--- RECORDS SHOWN ---

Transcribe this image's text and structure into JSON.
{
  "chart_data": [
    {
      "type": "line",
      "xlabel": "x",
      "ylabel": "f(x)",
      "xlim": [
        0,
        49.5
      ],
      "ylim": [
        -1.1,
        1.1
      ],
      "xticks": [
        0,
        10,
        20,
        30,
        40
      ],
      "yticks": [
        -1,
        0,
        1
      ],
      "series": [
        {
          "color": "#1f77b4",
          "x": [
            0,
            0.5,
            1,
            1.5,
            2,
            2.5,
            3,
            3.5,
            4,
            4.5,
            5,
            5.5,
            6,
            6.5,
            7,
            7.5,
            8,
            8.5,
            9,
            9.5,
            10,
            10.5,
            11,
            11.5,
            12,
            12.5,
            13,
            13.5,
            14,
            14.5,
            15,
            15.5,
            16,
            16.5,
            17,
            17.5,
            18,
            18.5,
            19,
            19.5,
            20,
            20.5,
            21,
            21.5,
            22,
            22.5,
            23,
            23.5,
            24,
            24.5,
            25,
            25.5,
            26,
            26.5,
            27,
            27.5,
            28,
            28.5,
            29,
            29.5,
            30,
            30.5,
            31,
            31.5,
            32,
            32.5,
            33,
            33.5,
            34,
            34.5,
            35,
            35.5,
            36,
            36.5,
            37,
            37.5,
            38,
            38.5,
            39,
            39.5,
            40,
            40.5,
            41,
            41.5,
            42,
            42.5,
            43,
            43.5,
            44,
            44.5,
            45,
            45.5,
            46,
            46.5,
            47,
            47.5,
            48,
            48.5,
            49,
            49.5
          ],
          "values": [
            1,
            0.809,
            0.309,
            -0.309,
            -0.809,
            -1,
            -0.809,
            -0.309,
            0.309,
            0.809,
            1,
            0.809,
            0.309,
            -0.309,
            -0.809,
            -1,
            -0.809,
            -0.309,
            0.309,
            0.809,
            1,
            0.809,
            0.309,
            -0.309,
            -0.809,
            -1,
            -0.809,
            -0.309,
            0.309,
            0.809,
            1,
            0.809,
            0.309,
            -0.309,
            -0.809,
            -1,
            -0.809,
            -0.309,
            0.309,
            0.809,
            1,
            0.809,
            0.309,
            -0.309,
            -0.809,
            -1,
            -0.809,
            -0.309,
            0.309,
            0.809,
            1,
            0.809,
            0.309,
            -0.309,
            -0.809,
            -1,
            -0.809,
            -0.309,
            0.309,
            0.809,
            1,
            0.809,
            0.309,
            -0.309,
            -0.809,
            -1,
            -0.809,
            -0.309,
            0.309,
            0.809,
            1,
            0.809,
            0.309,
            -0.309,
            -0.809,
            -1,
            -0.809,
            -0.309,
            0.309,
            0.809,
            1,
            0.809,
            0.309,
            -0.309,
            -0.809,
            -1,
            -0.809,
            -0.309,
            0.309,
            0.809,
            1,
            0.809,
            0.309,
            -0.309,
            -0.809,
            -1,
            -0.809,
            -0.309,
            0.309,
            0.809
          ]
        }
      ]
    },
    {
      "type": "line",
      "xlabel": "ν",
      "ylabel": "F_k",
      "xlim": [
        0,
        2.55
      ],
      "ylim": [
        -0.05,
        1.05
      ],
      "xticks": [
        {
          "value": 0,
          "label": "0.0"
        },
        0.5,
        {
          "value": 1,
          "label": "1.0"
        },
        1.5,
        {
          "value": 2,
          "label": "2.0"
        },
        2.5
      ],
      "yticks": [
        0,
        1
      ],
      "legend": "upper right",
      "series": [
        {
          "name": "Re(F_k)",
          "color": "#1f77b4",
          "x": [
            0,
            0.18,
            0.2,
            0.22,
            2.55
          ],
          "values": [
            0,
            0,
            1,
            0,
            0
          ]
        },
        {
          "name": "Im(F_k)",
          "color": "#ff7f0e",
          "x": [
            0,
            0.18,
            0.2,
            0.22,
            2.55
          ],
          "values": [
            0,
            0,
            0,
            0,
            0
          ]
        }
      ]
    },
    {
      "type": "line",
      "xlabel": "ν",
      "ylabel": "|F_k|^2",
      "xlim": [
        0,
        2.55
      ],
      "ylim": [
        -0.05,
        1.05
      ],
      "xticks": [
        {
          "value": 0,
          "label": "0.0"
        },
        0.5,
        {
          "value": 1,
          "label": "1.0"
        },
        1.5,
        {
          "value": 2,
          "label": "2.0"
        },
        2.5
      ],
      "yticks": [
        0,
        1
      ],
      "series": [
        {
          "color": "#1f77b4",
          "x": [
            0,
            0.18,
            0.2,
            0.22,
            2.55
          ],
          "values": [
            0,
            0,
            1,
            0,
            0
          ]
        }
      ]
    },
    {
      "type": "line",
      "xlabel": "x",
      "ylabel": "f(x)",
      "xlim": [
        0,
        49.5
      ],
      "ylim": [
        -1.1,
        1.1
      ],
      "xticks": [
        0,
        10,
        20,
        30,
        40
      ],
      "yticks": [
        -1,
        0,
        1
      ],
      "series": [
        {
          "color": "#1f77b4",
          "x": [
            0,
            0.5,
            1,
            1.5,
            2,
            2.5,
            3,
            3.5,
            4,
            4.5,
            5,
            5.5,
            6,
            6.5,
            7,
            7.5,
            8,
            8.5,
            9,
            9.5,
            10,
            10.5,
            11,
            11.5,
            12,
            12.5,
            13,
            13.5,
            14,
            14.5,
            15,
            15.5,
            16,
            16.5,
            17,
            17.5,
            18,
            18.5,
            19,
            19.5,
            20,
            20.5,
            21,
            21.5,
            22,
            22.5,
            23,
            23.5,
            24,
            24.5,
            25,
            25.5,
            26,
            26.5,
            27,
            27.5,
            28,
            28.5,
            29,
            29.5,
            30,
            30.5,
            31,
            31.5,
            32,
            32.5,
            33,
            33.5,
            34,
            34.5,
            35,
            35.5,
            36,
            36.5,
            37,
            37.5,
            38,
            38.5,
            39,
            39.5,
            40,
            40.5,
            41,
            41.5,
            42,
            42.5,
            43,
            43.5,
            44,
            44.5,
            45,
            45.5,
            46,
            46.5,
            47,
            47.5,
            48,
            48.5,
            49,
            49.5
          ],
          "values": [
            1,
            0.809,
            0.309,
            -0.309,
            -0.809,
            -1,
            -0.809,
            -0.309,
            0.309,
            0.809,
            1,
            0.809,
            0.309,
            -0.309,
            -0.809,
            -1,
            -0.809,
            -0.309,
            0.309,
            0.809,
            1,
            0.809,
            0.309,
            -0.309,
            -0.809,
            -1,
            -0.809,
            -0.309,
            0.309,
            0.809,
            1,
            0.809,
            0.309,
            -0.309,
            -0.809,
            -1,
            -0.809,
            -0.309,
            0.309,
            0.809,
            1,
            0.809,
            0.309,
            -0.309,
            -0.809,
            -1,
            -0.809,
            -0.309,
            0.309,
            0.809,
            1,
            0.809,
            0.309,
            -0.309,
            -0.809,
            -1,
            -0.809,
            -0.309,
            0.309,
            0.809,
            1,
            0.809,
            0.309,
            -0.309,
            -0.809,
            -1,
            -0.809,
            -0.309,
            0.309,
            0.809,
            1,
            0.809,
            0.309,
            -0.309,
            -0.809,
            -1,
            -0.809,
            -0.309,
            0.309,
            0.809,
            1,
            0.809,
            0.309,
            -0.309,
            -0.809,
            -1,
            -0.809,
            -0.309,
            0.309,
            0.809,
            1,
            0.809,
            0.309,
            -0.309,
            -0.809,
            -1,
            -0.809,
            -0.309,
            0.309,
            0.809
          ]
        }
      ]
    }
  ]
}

---

WHAT TO WORK ON = Copy out every line of the data above, exactly as given.

ANSWER TO THIS EXERCISE =
Transcribe this image's text and structure into JSON.
{
  "chart_data": [
    {
      "type": "line",
      "xlabel": "x",
      "ylabel": "f(x)",
      "xlim": [
        0,
        49.5
      ],
      "ylim": [
        -1.1,
        1.1
      ],
      "xticks": [
        0,
        10,
        20,
        30,
        40
      ],
      "yticks": [
        -1,
        0,
        1
      ],
      "series": [
        {
          "color": "#1f77b4",
          "x": [
            0,
            0.5,
            1,
            1.5,
            2,
            2.5,
            3,
            3.5,
            4,
            4.5,
            5,
            5.5,
            6,
            6.5,
            7,
            7.5,
            8,
            8.5,
            9,
            9.5,
            10,
            10.5,
            11,
            11.5,
            12,
            12.5,
            13,
            13.5,
            14,
            14.5,
            15,
            15.5,
            16,
            16.5,
            17,
            17.5,
            18,
            18.5,
            19,
            19.5,
            20,
            20.5,
            21,
            21.5,
            22,
            22.5,
            23,
            23.5,
            24,
            24.5,
            25,
            25.5,
            26,
            26.5,
            27,
            27.5,
            28,
            28.5,
            29,
            29.5,
            30,
            30.5,
            31,
            31.5,
            32,
            32.5,
            33,
            33.5,
            34,
            34.5,
            35,
            35.5,
            36,
            36.5,
            37,
            37.5,
            38,
            38.5,
            39,
            39.5,
            40,
            40.5,
            41,
            41.5,
            42,
            42.5,
            43,
            43.5,
            44,
            44.5,
            45,
            45.5,
            46,
            46.5,
            47,
            47.5,
            48,
            48.5,
            49,
            49.5
          ],
          "values": [
            1,
            0.809,
            0.309,
            -0.309,
            -0.809,
            -1,
            -0.809,
            -0.309,
            0.309,
            0.809,
            1,
            0.809,
            0.309,
            -0.309,
            -0.809,
            -1,
            -0.809,
            -0.309,
            0.309,
            0.809,
            1,
            0.809,
            0.309,
            -0.309,
            -0.809,
            -1,
            -0.809,
            -0.309,
            0.309,
            0.809,
            1,
            0.809,
            0.309,
            -0.309,
            -0.809,
            -1,
            -0.809,
            -0.309,
            0.309,
            0.809,
            1,
            0.809,
            0.309,
            -0.309,
            -0.809,
            -1,
            -0.809,
            -0.309,
            0.309,
            0.809,
            1,
            0.809,
            0.309,
            -0.309,
            -0.809,
            -1,
            -0.809,
            -0.309,
            0.309,
            0.809,
            1,
            0.809,
            0.309,
            -0.309,
            -0.809,
            -1,
            -0.809,
            -0.309,
            0.309,
            0.809,
            1,
            0.809,
            0.309,
            -0.309,
            -0.809,
            -1,
            -0.809,
            -0.309,
            0.309,
            0.809,
            1,
            0.809,
            0.309,
            -0.309,
            -0.809,
            -1,
            -0.809,
            -0.309,
            0.309,
            0.809,
            1,
            0.809,
            0.309,
            -0.309,
            -0.809,
            -1,
            -0.809,
            -0.309,
            0.309,
            0.809
          ]
        }
      ]
    },
    {
      "type": "line",
      "xlabel": "ν",
      "ylabel": "F_k",
      "xlim": [
        0,
        2.55
      ],
      "ylim": [
        -0.05,
        1.05
      ],
      "xticks": [
        {
          "value": 0,
          "label": "0.0"
        },
        0.5,
        {
          "value": 1,
          "label": "1.0"
        },
        1.5,
        {
          "value": 2,
          "label": "2.0"
        },
        2.5
      ],
      "yticks": [
        0,
        1
      ],
      "legend": "upper right",
      "series": [
        {
          "name": "Re(F_k)",
          "color": "#1f77b4",
          "x": [
            0,
            0.18,
            0.2,
            0.22,
            2.55
          ],
          "values": [
            0,
            0,
            1,
            0,
            0
          ]
        },
        {
          "name": "Im(F_k)",
          "color": "#ff7f0e",
          "x": [
            0,
            0.18,
            0.2,
            0.22,
            2.55
          ],
          "values": [
            0,
            0,
            0,
            0,
            0
          ]
        }
      ]
    },
    {
      "type": "line",
      "xlabel": "ν",
      "ylabel": "|F_k|^2",
      "xlim": [
        0,
        2.55
      ],
      "ylim": [
        -0.05,
        1.05
      ],
      "xticks": [
        {
          "value": 0,
          "label": "0.0"
        },
        0.5,
        {
          "value": 1,
          "label": "1.0"
        },
        1.5,
        {
          "value": 2,
          "label": "2.0"
        },
        2.5
      ],
      "yticks": [
        0,
        1
      ],
      "series": [
        {
          "color": "#1f77b4",
          "x": [
            0,
            0.18,
            0.2,
            0.22,
            2.55
          ],
          "values": [
            0,
            0,
            1,
            0,
            0
          ]
        }
      ]
    },
    {
      "type": "line",
      "xlabel": "x",
      "ylabel": "f(x)",
      "xlim": [
        0,
        49.5
      ],
      "ylim": [
        -1.1,
        1.1
      ],
      "xticks": [
        0,
        10,
        20,
        30,
        40
      ],
      "yticks": [
        -1,
        0,
        1
      ],
      "series": [
        {
          "color": "#1f77b4",
          "x": [
            0,
            0.5,
            1,
            1.5,
            2,
            2.5,
            3,
            3.5,
            4,
            4.5,
            5,
            5.5,
            6,
            6.5,
            7,
            7.5,
            8,
            8.5,
            9,
            9.5,
            10,
            10.5,
            11,
            11.5,
            12,
            12.5,
            13,
            13.5,
            14,
            14.5,
            15,
            15.5,
            16,
            16.5,
            17,
            17.5,
            18,
            18.5,
            19,
            19.5,
            20,
            20.5,
            21,
            21.5,
            22,
            22.5,
            23,
            23.5,
            24,
            24.5,
            25,
            25.5,
            26,
            26.5,
            27,
            27.5,
            28,
            28.5,
            29,
            29.5,
            30,
            30.5,
            31,
            31.5,
            32,
            32.5,
            33,
            33.5,
            34,
            34.5,
            35,
            35.5,
            36,
            36.5,
            37,
            37.5,
            38,
            38.5,
            39,
            39.5,
            40,
            40.5,
            41,
            41.5,
            42,
            42.5,
            43,
            43.5,
            44,
            44.5,
            45,
            45.5,
            46,
            46.5,
            47,
            47.5,
            48,
            48.5,
            49,
            49.5
          ],
          "values": [
            1,
            0.809,
            0.309,
            -0.309,
            -0.809,
            -1,
            -0.809,
            -0.309,
            0.309,
            0.809,
            1,
            0.809,
            0.309,
            -0.309,
            -0.809,
            -1,
            -0.809,
            -0.309,
            0.309,
            0.809,
            1,
            0.809,
            0.309,
            -0.309,
            -0.809,
            -1,
            -0.809,
            -0.309,
            0.309,
            0.809,
            1,
            0.809,
            0.309,
            -0.309,
            -0.809,
            -1,
            -0.809,
            -0.309,
            0.309,
            0.809,
            1,
            0.809,
            0.309,
            -0.309,
            -0.809,
            -1,
            -0.809,
            -0.309,
            0.309,
            0.809,
            1,
            0.809,
            0.309,
            -0.309,
            -0.809,
            -1,
            -0.809,
            -0.309,
            0.309,
            0.809,
            1,
            0.809,
            0.309,
            -0.309,
            -0.809,
            -1,
            -0.809,
            -0.309,
            0.309,
            0.809,
            1,
            0.809,
            0.309,
            -0.309,
            -0.809,
            -1,
            -0.809,
            -0.309,
            0.309,
            0.809,
            1,
            0.809,
            0.309,
            -0.309,
            -0.809,
            -1,
            -0.809,
            -0.309,
            0.309,
            0.809,
            1,
            0.809,
            0.309,
            -0.309,
            -0.809,
            -1,
            -0.809,
            -0.309,
            0.309,
            0.809
          ]
        }
      ]
    }
  ]
}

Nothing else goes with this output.